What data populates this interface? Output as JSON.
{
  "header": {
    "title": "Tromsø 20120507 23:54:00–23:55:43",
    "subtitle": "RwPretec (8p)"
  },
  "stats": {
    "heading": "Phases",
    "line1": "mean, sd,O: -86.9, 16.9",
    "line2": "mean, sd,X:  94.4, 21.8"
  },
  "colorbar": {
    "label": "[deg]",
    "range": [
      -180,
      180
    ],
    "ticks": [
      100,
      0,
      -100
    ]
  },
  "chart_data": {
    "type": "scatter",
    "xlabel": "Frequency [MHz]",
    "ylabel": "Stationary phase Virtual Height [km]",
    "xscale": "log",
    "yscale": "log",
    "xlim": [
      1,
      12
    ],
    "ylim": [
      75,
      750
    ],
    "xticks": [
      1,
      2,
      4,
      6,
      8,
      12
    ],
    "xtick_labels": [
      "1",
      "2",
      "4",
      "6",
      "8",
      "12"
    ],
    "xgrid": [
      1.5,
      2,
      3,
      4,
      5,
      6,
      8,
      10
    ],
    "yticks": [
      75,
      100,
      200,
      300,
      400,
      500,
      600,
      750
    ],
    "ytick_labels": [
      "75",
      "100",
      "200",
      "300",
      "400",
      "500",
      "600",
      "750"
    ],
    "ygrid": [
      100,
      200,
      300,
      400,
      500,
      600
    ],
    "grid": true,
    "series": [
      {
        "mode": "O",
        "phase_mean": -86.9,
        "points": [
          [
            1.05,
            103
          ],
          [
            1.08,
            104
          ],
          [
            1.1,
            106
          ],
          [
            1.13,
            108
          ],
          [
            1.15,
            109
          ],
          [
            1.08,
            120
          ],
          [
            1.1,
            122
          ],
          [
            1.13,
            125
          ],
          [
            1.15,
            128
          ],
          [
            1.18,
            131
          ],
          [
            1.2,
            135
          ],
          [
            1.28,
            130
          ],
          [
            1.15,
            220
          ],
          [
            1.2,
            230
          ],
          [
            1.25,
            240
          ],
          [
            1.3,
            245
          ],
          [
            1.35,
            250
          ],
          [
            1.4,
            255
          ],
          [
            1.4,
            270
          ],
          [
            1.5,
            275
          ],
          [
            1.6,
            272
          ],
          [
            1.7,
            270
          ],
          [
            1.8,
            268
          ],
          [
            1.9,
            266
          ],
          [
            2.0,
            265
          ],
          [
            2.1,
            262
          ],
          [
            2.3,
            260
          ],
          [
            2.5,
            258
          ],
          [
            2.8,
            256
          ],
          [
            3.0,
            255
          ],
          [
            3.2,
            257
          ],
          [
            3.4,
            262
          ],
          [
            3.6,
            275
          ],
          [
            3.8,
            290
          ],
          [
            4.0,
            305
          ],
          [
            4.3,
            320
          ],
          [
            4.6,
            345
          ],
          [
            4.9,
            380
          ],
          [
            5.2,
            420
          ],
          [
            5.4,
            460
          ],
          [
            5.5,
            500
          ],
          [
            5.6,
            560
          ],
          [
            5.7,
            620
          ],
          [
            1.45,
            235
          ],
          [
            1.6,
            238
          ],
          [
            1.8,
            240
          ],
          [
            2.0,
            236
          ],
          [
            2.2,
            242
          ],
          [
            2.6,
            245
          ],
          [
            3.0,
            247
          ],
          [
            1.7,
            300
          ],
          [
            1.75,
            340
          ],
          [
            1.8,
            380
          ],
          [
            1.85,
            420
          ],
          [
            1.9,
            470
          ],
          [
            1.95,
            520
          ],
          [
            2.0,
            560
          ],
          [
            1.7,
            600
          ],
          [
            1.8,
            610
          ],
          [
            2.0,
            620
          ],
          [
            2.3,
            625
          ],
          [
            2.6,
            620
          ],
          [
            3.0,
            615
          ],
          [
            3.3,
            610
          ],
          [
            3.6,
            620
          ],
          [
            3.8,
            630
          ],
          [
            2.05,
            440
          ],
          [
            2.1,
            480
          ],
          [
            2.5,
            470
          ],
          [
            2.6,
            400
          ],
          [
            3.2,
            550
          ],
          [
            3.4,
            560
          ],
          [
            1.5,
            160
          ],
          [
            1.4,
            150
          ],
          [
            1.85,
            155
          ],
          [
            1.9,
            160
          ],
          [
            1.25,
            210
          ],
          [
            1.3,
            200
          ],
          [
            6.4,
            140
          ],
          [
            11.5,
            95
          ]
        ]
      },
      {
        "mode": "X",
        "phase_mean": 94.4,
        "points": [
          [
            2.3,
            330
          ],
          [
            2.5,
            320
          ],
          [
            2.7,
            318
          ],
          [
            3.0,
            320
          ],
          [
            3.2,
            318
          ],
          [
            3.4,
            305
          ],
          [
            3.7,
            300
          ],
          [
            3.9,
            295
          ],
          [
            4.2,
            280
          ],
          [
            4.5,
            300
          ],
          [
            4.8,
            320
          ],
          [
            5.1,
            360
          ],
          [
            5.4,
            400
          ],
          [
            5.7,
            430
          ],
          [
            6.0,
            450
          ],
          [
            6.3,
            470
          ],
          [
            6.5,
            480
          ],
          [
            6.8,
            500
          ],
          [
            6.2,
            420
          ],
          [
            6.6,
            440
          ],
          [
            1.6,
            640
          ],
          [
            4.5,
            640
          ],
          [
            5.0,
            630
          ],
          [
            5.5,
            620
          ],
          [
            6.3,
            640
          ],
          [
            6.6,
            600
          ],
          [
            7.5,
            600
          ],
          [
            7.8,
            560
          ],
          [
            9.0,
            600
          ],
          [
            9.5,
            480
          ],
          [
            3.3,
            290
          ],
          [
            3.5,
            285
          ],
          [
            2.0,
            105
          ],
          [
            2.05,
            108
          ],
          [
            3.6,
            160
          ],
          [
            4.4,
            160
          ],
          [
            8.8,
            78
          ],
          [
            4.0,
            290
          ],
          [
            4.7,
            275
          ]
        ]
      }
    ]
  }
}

********

Give back the data above exactly as it appears.

What data populates this interface? Output as JSON.
{
  "header": {
    "title": "Tromsø 20120507 23:54:00–23:55:43",
    "subtitle": "RwPretec (8p)"
  },
  "stats": {
    "heading": "Phases",
    "line1": "mean, sd,O: -86.9, 16.9",
    "line2": "mean, sd,X:  94.4, 21.8"
  },
  "colorbar": {
    "label": "[deg]",
    "range": [
      -180,
      180
    ],
    "ticks": [
      100,
      0,
      -100
    ]
  },
  "chart_data": {
    "type": "scatter",
    "xlabel": "Frequency [MHz]",
    "ylabel": "Stationary phase Virtual Height [km]",
    "xscale": "log",
    "yscale": "log",
    "xlim": [
      1,
      12
    ],
    "ylim": [
      75,
      750
    ],
    "xticks": [
      1,
      2,
      4,
      6,
      8,
      12
    ],
    "xtick_labels": [
      "1",
      "2",
      "4",
      "6",
      "8",
      "12"
    ],
    "xgrid": [
      1.5,
      2,
      3,
      4,
      5,
      6,
      8,
      10
    ],
    "yticks": [
      75,
      100,
      200,
      300,
      400,
      500,
      600,
      750
    ],
    "ytick_labels": [
      "75",
      "100",
      "200",
      "300",
      "400",
      "500",
      "600",
      "750"
    ],
    "ygrid": [
      100,
      200,
      300,
      400,
      500,
      600
    ],
    "grid": true,
    "series": [
      {
        "mode": "O",
        "phase_mean": -86.9,
        "points": [
          [
            1.05,
            103
          ],
          [
            1.08,
            104
          ],
          [
            1.1,
            106
          ],
          [
            1.13,
            108
          ],
          [
            1.15,
            109
          ],
          [
            1.08,
            120
          ],
          [
            1.1,
            122
          ],
          [
            1.13,
            125
          ],
          [
            1.15,
            128
          ],
          [
            1.18,
            131
          ],
          [
            1.2,
            135
          ],
          [
            1.28,
            130
          ],
          [
            1.15,
            220
          ],
          [
            1.2,
            230
          ],
          [
            1.25,
            240
          ],
          [
            1.3,
            245
          ],
          [
            1.35,
            250
          ],
          [
            1.4,
            255
          ],
          [
            1.4,
            270
          ],
          [
            1.5,
            275
          ],
          [
            1.6,
            272
          ],
          [
            1.7,
            270
          ],
          [
            1.8,
            268
          ],
          [
            1.9,
            266
          ],
          [
            2.0,
            265
          ],
          [
            2.1,
            262
          ],
          [
            2.3,
            260
          ],
          [
            2.5,
            258
          ],
          [
            2.8,
            256
          ],
          [
            3.0,
            255
          ],
          [
            3.2,
            257
          ],
          [
            3.4,
            262
          ],
          [
            3.6,
            275
          ],
          [
            3.8,
            290
          ],
          [
            4.0,
            305
          ],
          [
            4.3,
            320
          ],
          [
            4.6,
            345
          ],
          [
            4.9,
            380
          ],
          [
            5.2,
            420
          ],
          [
            5.4,
            460
          ],
          [
            5.5,
            500
          ],
          [
            5.6,
            560
          ],
          [
            5.7,
            620
          ],
          [
            1.45,
            235
          ],
          [
            1.6,
            238
          ],
          [
            1.8,
            240
          ],
          [
            2.0,
            236
          ],
          [
            2.2,
            242
          ],
          [
            2.6,
            245
          ],
          [
            3.0,
            247
          ],
          [
            1.7,
            300
          ],
          [
            1.75,
            340
          ],
          [
            1.8,
            380
          ],
          [
            1.85,
            420
          ],
          [
            1.9,
            470
          ],
          [
            1.95,
            520
          ],
          [
            2.0,
            560
          ],
          [
            1.7,
            600
          ],
          [
            1.8,
            610
          ],
          [
            2.0,
            620
          ],
          [
            2.3,
            625
          ],
          [
            2.6,
            620
          ],
          [
            3.0,
            615
          ],
          [
            3.3,
            610
          ],
          [
            3.6,
            620
          ],
          [
            3.8,
            630
          ],
          [
            2.05,
            440
          ],
          [
            2.1,
            480
          ],
          [
            2.5,
            470
          ],
          [
            2.6,
            400
          ],
          [
            3.2,
            550
          ],
          [
            3.4,
            560
          ],
          [
            1.5,
            160
          ],
          [
            1.4,
            150
          ],
          [
            1.85,
            155
          ],
          [
            1.9,
            160
          ],
          [
            1.25,
            210
          ],
          [
            1.3,
            200
          ],
          [
            6.4,
            140
          ],
          [
            11.5,
            95
          ]
        ]
      },
      {
        "mode": "X",
        "phase_mean": 94.4,
        "points": [
          [
            2.3,
            330
          ],
          [
            2.5,
            320
          ],
          [
            2.7,
            318
          ],
          [
            3.0,
            320
          ],
          [
            3.2,
            318
          ],
          [
            3.4,
            305
          ],
          [
            3.7,
            300
          ],
          [
            3.9,
            295
          ],
          [
            4.2,
            280
          ],
          [
            4.5,
            300
          ],
          [
            4.8,
            320
          ],
          [
            5.1,
            360
          ],
          [
            5.4,
            400
          ],
          [
            5.7,
            430
          ],
          [
            6.0,
            450
          ],
          [
            6.3,
            470
          ],
          [
            6.5,
            480
          ],
          [
            6.8,
            500
          ],
          [
            6.2,
            420
          ],
          [
            6.6,
            440
          ],
          [
            1.6,
            640
          ],
          [
            4.5,
            640
          ],
          [
            5.0,
            630
          ],
          [
            5.5,
            620
          ],
          [
            6.3,
            640
          ],
          [
            6.6,
            600
          ],
          [
            7.5,
            600
          ],
          [
            7.8,
            560
          ],
          [
            9.0,
            600
          ],
          [
            9.5,
            480
          ],
          [
            3.3,
            290
          ],
          [
            3.5,
            285
          ],
          [
            2.0,
            105
          ],
          [
            2.05,
            108
          ],
          [
            3.6,
            160
          ],
          [
            4.4,
            160
          ],
          [
            8.8,
            78
          ],
          [
            4.0,
            290
          ],
          [
            4.7,
            275
          ]
        ]
      }
    ]
  }
}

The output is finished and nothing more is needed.